>> Start

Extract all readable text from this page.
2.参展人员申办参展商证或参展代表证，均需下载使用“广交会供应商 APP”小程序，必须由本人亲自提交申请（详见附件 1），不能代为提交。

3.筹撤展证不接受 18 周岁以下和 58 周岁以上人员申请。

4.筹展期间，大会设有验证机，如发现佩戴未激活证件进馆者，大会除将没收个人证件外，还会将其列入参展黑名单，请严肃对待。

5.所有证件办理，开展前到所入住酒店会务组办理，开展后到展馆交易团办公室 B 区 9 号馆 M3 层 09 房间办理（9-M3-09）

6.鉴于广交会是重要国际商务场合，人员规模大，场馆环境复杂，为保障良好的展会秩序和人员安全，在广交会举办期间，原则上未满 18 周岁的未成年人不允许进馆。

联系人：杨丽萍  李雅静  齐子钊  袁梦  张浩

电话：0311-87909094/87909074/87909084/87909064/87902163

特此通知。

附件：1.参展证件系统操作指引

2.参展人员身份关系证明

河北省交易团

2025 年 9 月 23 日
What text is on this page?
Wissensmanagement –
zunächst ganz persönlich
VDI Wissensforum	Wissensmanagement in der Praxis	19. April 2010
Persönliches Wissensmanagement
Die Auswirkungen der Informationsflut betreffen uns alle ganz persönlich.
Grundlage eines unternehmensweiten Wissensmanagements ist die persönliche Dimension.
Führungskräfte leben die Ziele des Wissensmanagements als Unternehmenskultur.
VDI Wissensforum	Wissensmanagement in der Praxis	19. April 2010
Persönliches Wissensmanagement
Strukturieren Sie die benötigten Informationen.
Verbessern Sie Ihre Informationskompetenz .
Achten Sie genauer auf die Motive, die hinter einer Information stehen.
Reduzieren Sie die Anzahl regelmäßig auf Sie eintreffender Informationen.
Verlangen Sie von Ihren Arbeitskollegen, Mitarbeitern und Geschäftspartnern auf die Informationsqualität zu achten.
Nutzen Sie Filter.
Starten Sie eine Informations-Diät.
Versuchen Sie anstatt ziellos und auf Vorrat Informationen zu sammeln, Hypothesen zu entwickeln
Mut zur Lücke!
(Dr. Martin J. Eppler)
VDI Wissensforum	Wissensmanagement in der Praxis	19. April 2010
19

>> End

• _Work to do_
Every record should be repeated exactly; please leave none out.

• _Expected answer_
Extract all readable text from this page.
2.参展人员申办参展商证或参展代表证，均需下载使用“广交会供应商 APP”小程序，必须由本人亲自提交申请（详见附件 1），不能代为提交。

3.筹撤展证不接受 18 周岁以下和 58 周岁以上人员申请。

4.筹展期间，大会设有验证机，如发现佩戴未激活证件进馆者，大会除将没收个人证件外，还会将其列入参展黑名单，请严肃对待。

5.所有证件办理，开展前到所入住酒店会务组办理，开展后到展馆交易团办公室 B 区 9 号馆 M3 层 09 房间办理（9-M3-09）

6.鉴于广交会是重要国际商务场合，人员规模大，场馆环境复杂，为保障良好的展会秩序和人员安全，在广交会举办期间，原则上未满 18 周岁的未成年人不允许进馆。

联系人：杨丽萍  李雅静  齐子钊  袁梦  张浩

电话：0311-87909094/87909074/87909084/87909064/87902163

特此通知。

附件：1.参展证件系统操作指引

2.参展人员身份关系证明

河北省交易团

2025 年 9 月 23 日
What text is on this page?
Wissensmanagement –
zunächst ganz persönlich
VDI Wissensforum	Wissensmanagement in der Praxis	19. April 2010
Persönliches Wissensmanagement
Die Auswirkungen der Informationsflut betreffen uns alle ganz persönlich.
Grundlage eines unternehmensweiten Wissensmanagements ist die persönliche Dimension.
Führungskräfte leben die Ziele des Wissensmanagements als Unternehmenskultur.
VDI Wissensforum	Wissensmanagement in der Praxis	19. April 2010
Persönliches Wissensmanagement
Strukturieren Sie die benötigten Informationen.
Verbessern Sie Ihre Informationskompetenz .
Achten Sie genauer auf die Motive, die hinter einer Information stehen.
Reduzieren Sie die Anzahl regelmäßig auf Sie eintreffender Informationen.
Verlangen Sie von Ihren Arbeitskollegen, Mitarbeitern und Geschäftspartnern auf die Informationsqualität zu achten.
Nutzen Sie Filter.
Starten Sie eine Informations-Diät.
Versuchen Sie anstatt ziellos und auf Vorrat Informationen zu sammeln, Hypothesen zu entwickeln
Mut zur Lücke!
(Dr. Martin J. Eppler)
VDI Wissensforum	Wissensmanagement in der Praxis	19. April 2010
19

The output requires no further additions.